The task: In the listing below, pick out lines with "decade".

Provided information:
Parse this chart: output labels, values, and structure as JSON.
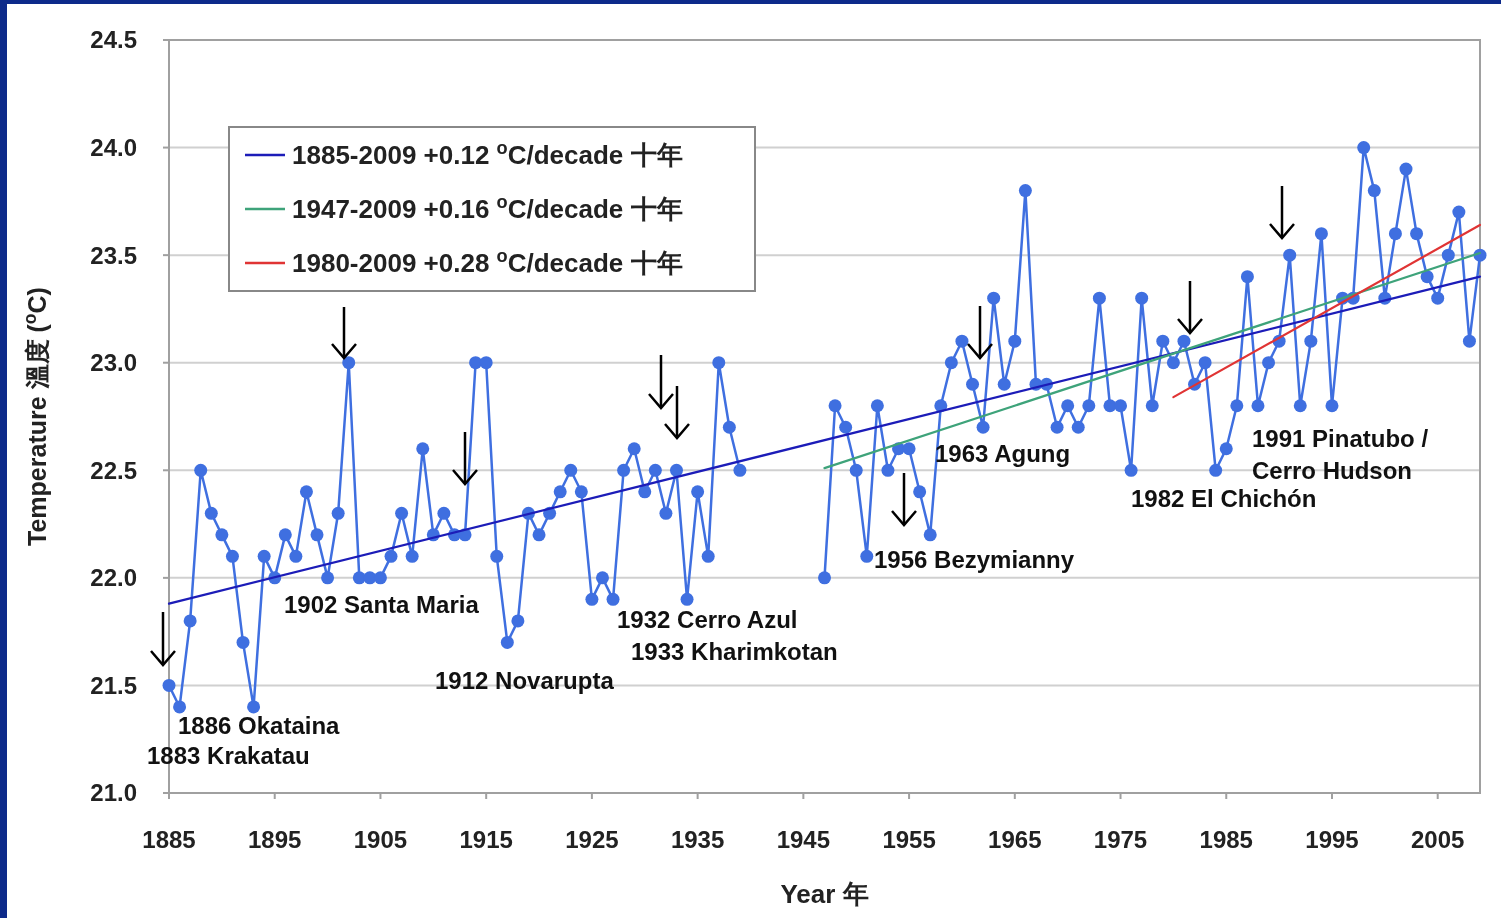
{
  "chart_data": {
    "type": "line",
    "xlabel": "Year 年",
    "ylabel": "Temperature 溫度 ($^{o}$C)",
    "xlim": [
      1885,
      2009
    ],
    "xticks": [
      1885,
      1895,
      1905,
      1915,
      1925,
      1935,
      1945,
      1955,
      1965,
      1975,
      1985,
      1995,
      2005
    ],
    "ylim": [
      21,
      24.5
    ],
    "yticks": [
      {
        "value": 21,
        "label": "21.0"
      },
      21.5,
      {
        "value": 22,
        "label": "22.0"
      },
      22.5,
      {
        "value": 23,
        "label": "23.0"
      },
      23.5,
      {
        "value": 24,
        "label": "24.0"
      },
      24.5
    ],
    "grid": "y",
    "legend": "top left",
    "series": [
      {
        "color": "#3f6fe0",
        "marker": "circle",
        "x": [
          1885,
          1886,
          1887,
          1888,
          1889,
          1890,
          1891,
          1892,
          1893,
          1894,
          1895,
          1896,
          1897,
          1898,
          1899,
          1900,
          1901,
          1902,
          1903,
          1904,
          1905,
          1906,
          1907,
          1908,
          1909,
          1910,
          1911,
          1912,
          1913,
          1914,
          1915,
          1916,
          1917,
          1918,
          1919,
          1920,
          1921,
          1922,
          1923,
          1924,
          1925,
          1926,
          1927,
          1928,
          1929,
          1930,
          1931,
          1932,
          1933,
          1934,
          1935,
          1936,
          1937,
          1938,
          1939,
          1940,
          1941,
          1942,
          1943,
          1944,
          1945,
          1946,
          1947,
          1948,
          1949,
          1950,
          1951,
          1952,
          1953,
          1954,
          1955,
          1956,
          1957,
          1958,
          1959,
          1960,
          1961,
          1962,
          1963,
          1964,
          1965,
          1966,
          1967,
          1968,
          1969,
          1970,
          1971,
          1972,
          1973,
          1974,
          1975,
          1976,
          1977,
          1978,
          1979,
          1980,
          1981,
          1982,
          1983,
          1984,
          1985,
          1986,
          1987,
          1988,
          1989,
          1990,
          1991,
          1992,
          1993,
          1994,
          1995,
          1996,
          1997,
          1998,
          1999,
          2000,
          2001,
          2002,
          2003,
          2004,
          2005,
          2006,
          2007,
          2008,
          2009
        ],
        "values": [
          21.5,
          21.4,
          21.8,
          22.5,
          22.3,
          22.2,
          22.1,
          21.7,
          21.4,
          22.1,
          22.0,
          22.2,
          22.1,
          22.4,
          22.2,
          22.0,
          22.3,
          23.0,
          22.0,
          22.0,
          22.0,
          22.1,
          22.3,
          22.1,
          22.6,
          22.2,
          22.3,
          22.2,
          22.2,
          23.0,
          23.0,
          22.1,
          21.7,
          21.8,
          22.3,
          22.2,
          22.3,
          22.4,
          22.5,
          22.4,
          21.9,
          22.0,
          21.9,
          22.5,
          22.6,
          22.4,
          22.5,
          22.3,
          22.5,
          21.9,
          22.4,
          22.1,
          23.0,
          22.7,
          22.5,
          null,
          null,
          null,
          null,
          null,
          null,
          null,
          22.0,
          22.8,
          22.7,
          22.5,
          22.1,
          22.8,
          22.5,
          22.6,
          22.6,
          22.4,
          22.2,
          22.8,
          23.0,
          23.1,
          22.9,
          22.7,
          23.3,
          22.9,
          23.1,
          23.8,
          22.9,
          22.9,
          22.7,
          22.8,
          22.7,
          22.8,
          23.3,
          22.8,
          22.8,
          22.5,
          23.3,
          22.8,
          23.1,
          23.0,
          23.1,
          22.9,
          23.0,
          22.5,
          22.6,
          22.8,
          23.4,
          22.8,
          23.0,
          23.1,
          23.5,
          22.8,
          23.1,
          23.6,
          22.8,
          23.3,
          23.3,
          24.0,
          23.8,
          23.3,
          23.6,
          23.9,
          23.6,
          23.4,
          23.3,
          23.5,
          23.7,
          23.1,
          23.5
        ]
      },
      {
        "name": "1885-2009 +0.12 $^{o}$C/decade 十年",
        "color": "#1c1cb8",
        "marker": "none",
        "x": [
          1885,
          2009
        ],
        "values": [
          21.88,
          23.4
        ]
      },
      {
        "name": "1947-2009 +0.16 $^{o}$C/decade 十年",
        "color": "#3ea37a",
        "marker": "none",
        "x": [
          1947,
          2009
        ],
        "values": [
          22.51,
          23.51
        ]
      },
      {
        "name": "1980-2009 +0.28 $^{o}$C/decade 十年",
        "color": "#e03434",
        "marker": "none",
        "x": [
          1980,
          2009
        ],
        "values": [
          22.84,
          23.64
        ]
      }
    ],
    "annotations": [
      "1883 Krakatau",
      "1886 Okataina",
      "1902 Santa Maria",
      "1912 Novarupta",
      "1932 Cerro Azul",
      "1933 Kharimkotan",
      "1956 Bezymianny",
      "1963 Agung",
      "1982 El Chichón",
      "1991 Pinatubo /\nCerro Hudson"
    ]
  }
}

Correct answer:
        "name": "1885-2009 +0.12 $^{o}$C/decade 十年",
        "name": "1947-2009 +0.16 $^{o}$C/decade 十年",
        "name": "1980-2009 +0.28 $^{o}$C/decade 十年",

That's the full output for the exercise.